------ PROVIDED RECORDS

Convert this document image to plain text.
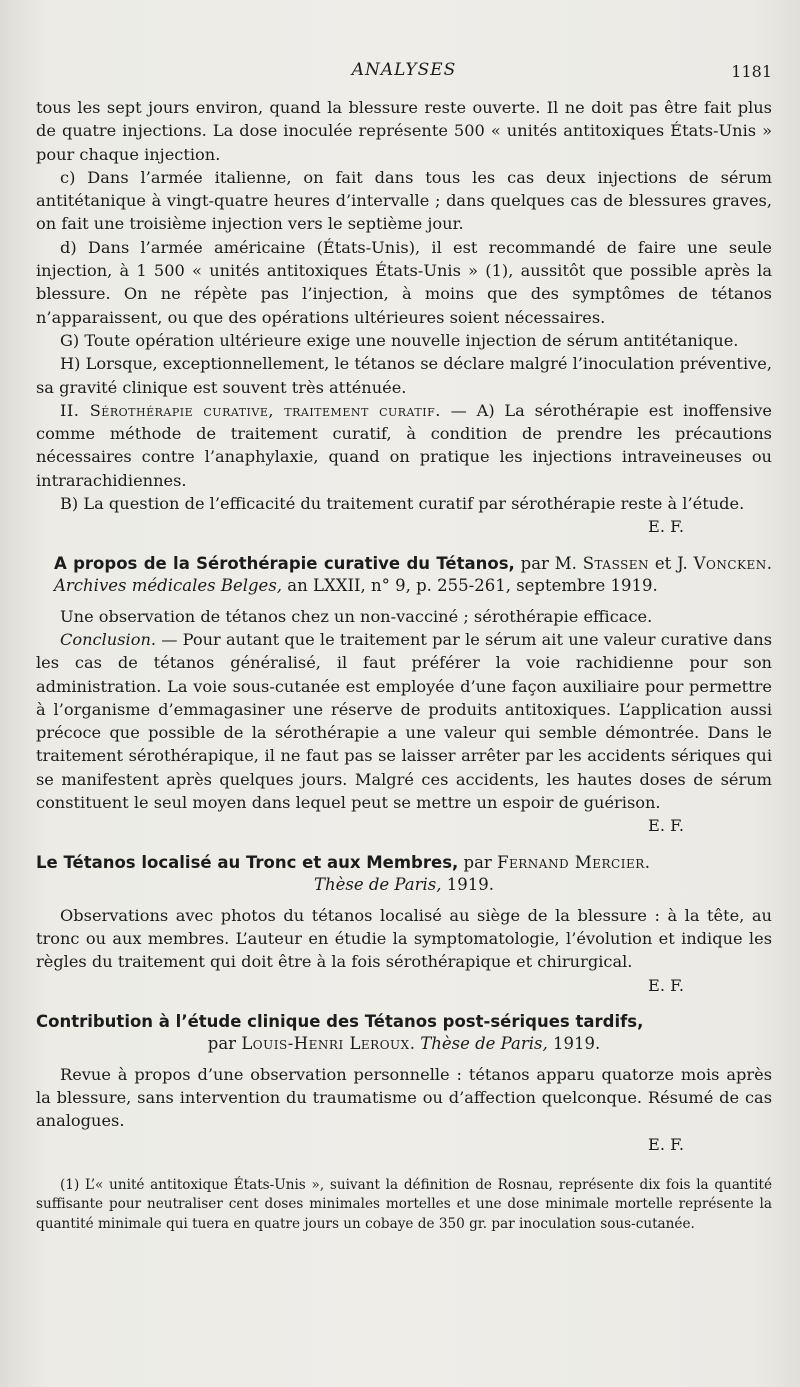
ANALYSES	1181

tous les sept jours environ, quand la blessure reste ouverte. Il ne doit pas être fait plus de quatre injections. La dose inoculée représente 500 « unités antitoxiques États-Unis » pour chaque injection.

c) Dans l’armée italienne, on fait dans tous les cas deux injections de sérum antitétanique à vingt-quatre heures d’intervalle ; dans quelques cas de blessures graves, on fait une troisième injection vers le septième jour.

d) Dans l’armée américaine (États-Unis), il est recommandé de faire une seule injection, à 1 500 « unités antitoxiques États-Unis » (1), aussitôt que possible après la blessure. On ne répète pas l’injection, à moins que des symptômes de tétanos n’apparaissent, ou que des opérations ultérieures soient nécessaires.

G) Toute opération ultérieure exige une nouvelle injection de sérum antitétanique.

H) Lorsque, exceptionnellement, le tétanos se déclare malgré l’inoculation préventive, sa gravité clinique est souvent très atténuée.

II. Sérothérapie curative, traitement curatif. — A) La sérothérapie est inoffensive comme méthode de traitement curatif, à condition de prendre les précautions nécessaires contre l’anaphylaxie, quand on pratique les injections intraveineuses ou intrarachidiennes.

B) La question de l’efficacité du traitement curatif par sérothérapie reste à l’étude.

E. F.

A propos de la Sérothérapie curative du Tétanos, par M. Stassen et J. Voncken. Archives médicales Belges, an LXXII, n° 9, p. 255-261, septembre 1919.

Une observation de tétanos chez un non-vacciné ; sérothérapie efficace.

Conclusion. — Pour autant que le traitement par le sérum ait une valeur curative dans les cas de tétanos généralisé, il faut préférer la voie rachidienne pour son administration. La voie sous-cutanée est employée d’une façon auxiliaire pour permettre à l’organisme d’emmagasiner une réserve de produits antitoxiques. L’application aussi précoce que possible de la sérothérapie a une valeur qui semble démontrée. Dans le traitement sérothérapique, il ne faut pas se laisser arrêter par les accidents sériques qui se manifestent après quelques jours. Malgré ces accidents, les hautes doses de sérum constituent le seul moyen dans lequel peut se mettre un espoir de guérison.

E. F.

Le Tétanos localisé au Tronc et aux Membres, par Fernand Mercier.
Thèse de Paris, 1919.

Observations avec photos du tétanos localisé au siège de la blessure : à la tête, au tronc ou aux membres. L’auteur en étudie la symptomatologie, l’évolution et indique les règles du traitement qui doit être à la fois sérothérapique et chirurgical.

E. F.

Contribution à l’étude clinique des Tétanos post-sériques tardifs,
par Louis-Henri Leroux. Thèse de Paris, 1919.

Revue à propos d’une observation personnelle : tétanos apparu quatorze mois après la blessure, sans intervention du traumatisme ou d’affection quelconque. Résumé de cas analogues.

E. F.

(1) L’« unité antitoxique États-Unis », suivant la définition de Rosnau, représente dix fois la quantité suffisante pour neutraliser cent doses minimales mortelles et une dose minimale mortelle représente la quantité minimale qui tuera en quatre jours un cobaye de 350 gr. par inoculation sous-cutanée.
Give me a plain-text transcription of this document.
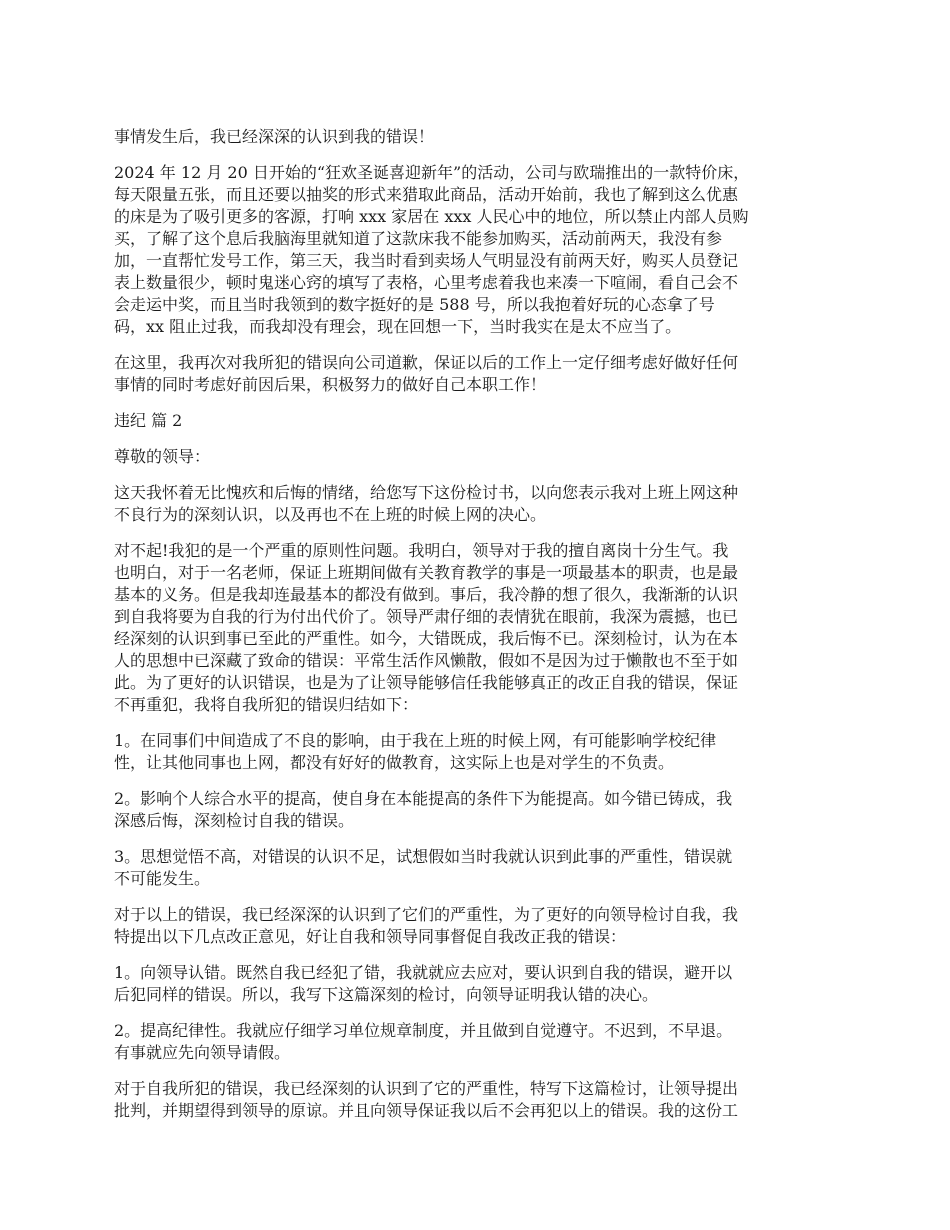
事情发生后，我已经深深的认识到我的错误！

2024 年 12 月 20 日开始的“狂欢圣诞喜迎新年”的活动，公司与欧瑞推出的一款特价床，
每天限量五张，而且还要以抽奖的形式来猎取此商品，活动开始前，我也了解到这么优惠
的床是为了吸引更多的客源，打响 xxx 家居在 xxx 人民心中的地位，所以禁止内部人员购
买，了解了这个息后我脑海里就知道了这款床我不能参加购买，活动前两天，我没有参
加，一直帮忙发号工作，第三天，我当时看到卖场人气明显没有前两天好，购买人员登记
表上数量很少，顿时鬼迷心窍的填写了表格，心里考虑着我也来凑一下喧闹，看自己会不
会走运中奖，而且当时我领到的数字挺好的是 588 号，所以我抱着好玩的心态拿了号
码，xx 阻止过我，而我却没有理会，现在回想一下，当时我实在是太不应当了。

在这里，我再次对我所犯的错误向公司道歉，保证以后的工作上一定仔细考虑好做好任何
事情的同时考虑好前因后果，积极努力的做好自己本职工作！

违纪 篇 2

尊敬的领导：

这天我怀着无比愧疚和后悔的情绪，给您写下这份检讨书，以向您表示我对上班上网这种
不良行为的深刻认识，以及再也不在上班的时候上网的决心。

对不起!我犯的是一个严重的原则性问题。我明白，领导对于我的擅自离岗十分生气。我
也明白，对于一名老师，保证上班期间做有关教育教学的事是一项最基本的职责，也是最
基本的义务。但是我却连最基本的都没有做到。事后，我冷静的想了很久，我渐渐的认识
到自我将要为自我的行为付出代价了。领导严肃仔细的表情犹在眼前，我深为震撼，也已
经深刻的认识到事已至此的严重性。如今，大错既成，我后悔不已。深刻检讨，认为在本
人的思想中已深藏了致命的错误：平常生活作风懒散，假如不是因为过于懒散也不至于如
此。为了更好的认识错误，也是为了让领导能够信任我能够真正的改正自我的错误，保证
不再重犯，我将自我所犯的错误归结如下：

1。在同事们中间造成了不良的影响，由于我在上班的时候上网，有可能影响学校纪律
性，让其他同事也上网，都没有好好的做教育，这实际上也是对学生的不负责。

2。影响个人综合水平的提高，使自身在本能提高的条件下为能提高。如今错已铸成，我
深感后悔，深刻检讨自我的错误。

3。思想觉悟不高，对错误的认识不足，试想假如当时我就认识到此事的严重性，错误就
不可能发生。

对于以上的错误，我已经深深的认识到了它们的严重性，为了更好的向领导检讨自我，我
特提出以下几点改正意见，好让自我和领导同事督促自我改正我的错误：

1。向领导认错。既然自我已经犯了错，我就就应去应对，要认识到自我的错误，避开以
后犯同样的错误。所以，我写下这篇深刻的检讨，向领导证明我认错的决心。

2。提高纪律性。我就应仔细学习单位规章制度，并且做到自觉遵守。不迟到，不早退。
有事就应先向领导请假。

对于自我所犯的错误，我已经深刻的认识到了它的严重性，特写下这篇检讨，让领导提出
批判，并期望得到领导的原谅。并且向领导保证我以后不会再犯以上的错误。我的这份工
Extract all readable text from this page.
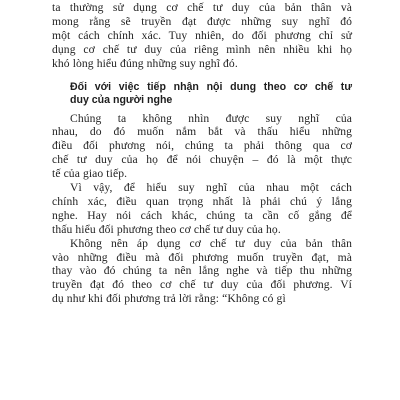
ta thường sử dụng cơ chế tư duy của bản thân và
mong rằng sẽ truyền đạt được những suy nghĩ đó
một cách chính xác. Tuy nhiên, do đối phương chỉ sử
dụng cơ chế tư duy của riêng mình nên nhiều khi họ
khó lòng hiểu đúng những suy nghĩ đó.
Đối với việc tiếp nhận nội dung theo cơ chế tư
duy của người nghe
Chúng ta không nhìn được suy nghĩ của
nhau, do đó muốn nắm bắt và thấu hiểu những
điều đối phương nói, chúng ta phải thông qua cơ
chế tư duy của họ để nói chuyện – đó là một thực
tế của giao tiếp.
Vì vậy, để hiểu suy nghĩ của nhau một cách
chính xác, điều quan trọng nhất là phải chú ý lắng
nghe. Hay nói cách khác, chúng ta cần cố gắng để
thấu hiểu đối phương theo cơ chế tư duy của họ.
Không nên áp dụng cơ chế tư duy của bản thân
vào những điều mà đối phương muốn truyền đạt, mà
thay vào đó chúng ta nên lắng nghe và tiếp thu những
truyền đạt đó theo cơ chế tư duy của đối phương. Ví
dụ như khi đối phương trả lời rằng: “Không có gì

------------

From the material above, copy everything exactly but the pictures.

**FINISHED ANSWER:**
Convert this document image to plain text.
ANALYSES	1181

tous les sept jours environ, quand la blessure reste ouverte. Il ne doit pas être fait plus de quatre injections. La dose inoculée représente 500 « unités antitoxiques États-Unis » pour chaque injection.

c) Dans l’armée italienne, on fait dans tous les cas deux injections de sérum antitétanique à vingt-quatre heures d’intervalle ; dans quelques cas de blessures graves, on fait une troisième injection vers le septième jour.

d) Dans l’armée américaine (États-Unis), il est recommandé de faire une seule injection, à 1 500 « unités antitoxiques États-Unis » (1), aussitôt que possible après la blessure. On ne répète pas l’injection, à moins que des symptômes de tétanos n’apparaissent, ou que des opérations ultérieures soient nécessaires.

G) Toute opération ultérieure exige une nouvelle injection de sérum antitétanique.

H) Lorsque, exceptionnellement, le tétanos se déclare malgré l’inoculation préventive, sa gravité clinique est souvent très atténuée.

II. Sérothérapie curative, traitement curatif. — A) La sérothérapie est inoffensive comme méthode de traitement curatif, à condition de prendre les précautions nécessaires contre l’anaphylaxie, quand on pratique les injections intraveineuses ou intrarachidiennes.

B) La question de l’efficacité du traitement curatif par sérothérapie reste à l’étude.

E. F.

A propos de la Sérothérapie curative du Tétanos, par M. Stassen et J. Voncken. Archives médicales Belges, an LXXII, n° 9, p. 255-261, septembre 1919.

Une observation de tétanos chez un non-vacciné ; sérothérapie efficace.

Conclusion. — Pour autant que le traitement par le sérum ait une valeur curative dans les cas de tétanos généralisé, il faut préférer la voie rachidienne pour son administration. La voie sous-cutanée est employée d’une façon auxiliaire pour permettre à l’organisme d’emmagasiner une réserve de produits antitoxiques. L’application aussi précoce que possible de la sérothérapie a une valeur qui semble démontrée. Dans le traitement sérothérapique, il ne faut pas se laisser arrêter par les accidents sériques qui se manifestent après quelques jours. Malgré ces accidents, les hautes doses de sérum constituent le seul moyen dans lequel peut se mettre un espoir de guérison.

E. F.

Le Tétanos localisé au Tronc et aux Membres, par Fernand Mercier.
Thèse de Paris, 1919.

Observations avec photos du tétanos localisé au siège de la blessure : à la tête, au tronc ou aux membres. L’auteur en étudie la symptomatologie, l’évolution et indique les règles du traitement qui doit être à la fois sérothérapique et chirurgical.

E. F.

Contribution à l’étude clinique des Tétanos post-sériques tardifs,
par Louis-Henri Leroux. Thèse de Paris, 1919.

Revue à propos d’une observation personnelle : tétanos apparu quatorze mois après la blessure, sans intervention du traumatisme ou d’affection quelconque. Résumé de cas analogues.

E. F.

(1) L’« unité antitoxique États-Unis », suivant la définition de Rosnau, représente dix fois la quantité suffisante pour neutraliser cent doses minimales mortelles et une dose minimale mortelle représente la quantité minimale qui tuera en quatre jours un cobaye de 350 gr. par inoculation sous-cutanée.
Give me a plain-text transcription of this document.
事情发生后，我已经深深的认识到我的错误！

2024 年 12 月 20 日开始的“狂欢圣诞喜迎新年”的活动，公司与欧瑞推出的一款特价床，
每天限量五张，而且还要以抽奖的形式来猎取此商品，活动开始前，我也了解到这么优惠
的床是为了吸引更多的客源，打响 xxx 家居在 xxx 人民心中的地位，所以禁止内部人员购
买，了解了这个息后我脑海里就知道了这款床我不能参加购买，活动前两天，我没有参
加，一直帮忙发号工作，第三天，我当时看到卖场人气明显没有前两天好，购买人员登记
表上数量很少，顿时鬼迷心窍的填写了表格，心里考虑着我也来凑一下喧闹，看自己会不
会走运中奖，而且当时我领到的数字挺好的是 588 号，所以我抱着好玩的心态拿了号
码，xx 阻止过我，而我却没有理会，现在回想一下，当时我实在是太不应当了。

在这里，我再次对我所犯的错误向公司道歉，保证以后的工作上一定仔细考虑好做好任何
事情的同时考虑好前因后果，积极努力的做好自己本职工作！

违纪 篇 2

尊敬的领导：

这天我怀着无比愧疚和后悔的情绪，给您写下这份检讨书，以向您表示我对上班上网这种
不良行为的深刻认识，以及再也不在上班的时候上网的决心。

对不起!我犯的是一个严重的原则性问题。我明白，领导对于我的擅自离岗十分生气。我
也明白，对于一名老师，保证上班期间做有关教育教学的事是一项最基本的职责，也是最
基本的义务。但是我却连最基本的都没有做到。事后，我冷静的想了很久，我渐渐的认识
到自我将要为自我的行为付出代价了。领导严肃仔细的表情犹在眼前，我深为震撼，也已
经深刻的认识到事已至此的严重性。如今，大错既成，我后悔不已。深刻检讨，认为在本
人的思想中已深藏了致命的错误：平常生活作风懒散，假如不是因为过于懒散也不至于如
此。为了更好的认识错误，也是为了让领导能够信任我能够真正的改正自我的错误，保证
不再重犯，我将自我所犯的错误归结如下：

1。在同事们中间造成了不良的影响，由于我在上班的时候上网，有可能影响学校纪律
性，让其他同事也上网，都没有好好的做教育，这实际上也是对学生的不负责。

2。影响个人综合水平的提高，使自身在本能提高的条件下为能提高。如今错已铸成，我
深感后悔，深刻检讨自我的错误。

3。思想觉悟不高，对错误的认识不足，试想假如当时我就认识到此事的严重性，错误就
不可能发生。

对于以上的错误，我已经深深的认识到了它们的严重性，为了更好的向领导检讨自我，我
特提出以下几点改正意见，好让自我和领导同事督促自我改正我的错误：

1。向领导认错。既然自我已经犯了错，我就就应去应对，要认识到自我的错误，避开以
后犯同样的错误。所以，我写下这篇深刻的检讨，向领导证明我认错的决心。

2。提高纪律性。我就应仔细学习单位规章制度，并且做到自觉遵守。不迟到，不早退。
有事就应先向领导请假。

对于自我所犯的错误，我已经深刻的认识到了它的严重性，特写下这篇检讨，让领导提出
批判，并期望得到领导的原谅。并且向领导保证我以后不会再犯以上的错误。我的这份工
Extract all readable text from this page.
ta thường sử dụng cơ chế tư duy của bản thân và
mong rằng sẽ truyền đạt được những suy nghĩ đó
một cách chính xác. Tuy nhiên, do đối phương chỉ sử
dụng cơ chế tư duy của riêng mình nên nhiều khi họ
khó lòng hiểu đúng những suy nghĩ đó.
Đối với việc tiếp nhận nội dung theo cơ chế tư
duy của người nghe
Chúng ta không nhìn được suy nghĩ của
nhau, do đó muốn nắm bắt và thấu hiểu những
điều đối phương nói, chúng ta phải thông qua cơ
chế tư duy của họ để nói chuyện – đó là một thực
tế của giao tiếp.
Vì vậy, để hiểu suy nghĩ của nhau một cách
chính xác, điều quan trọng nhất là phải chú ý lắng
nghe. Hay nói cách khác, chúng ta cần cố gắng để
thấu hiểu đối phương theo cơ chế tư duy của họ.
Không nên áp dụng cơ chế tư duy của bản thân
vào những điều mà đối phương muốn truyền đạt, mà
thay vào đó chúng ta nên lắng nghe và tiếp thu những
truyền đạt đó theo cơ chế tư duy của đối phương. Ví
dụ như khi đối phương trả lời rằng: “Không có gì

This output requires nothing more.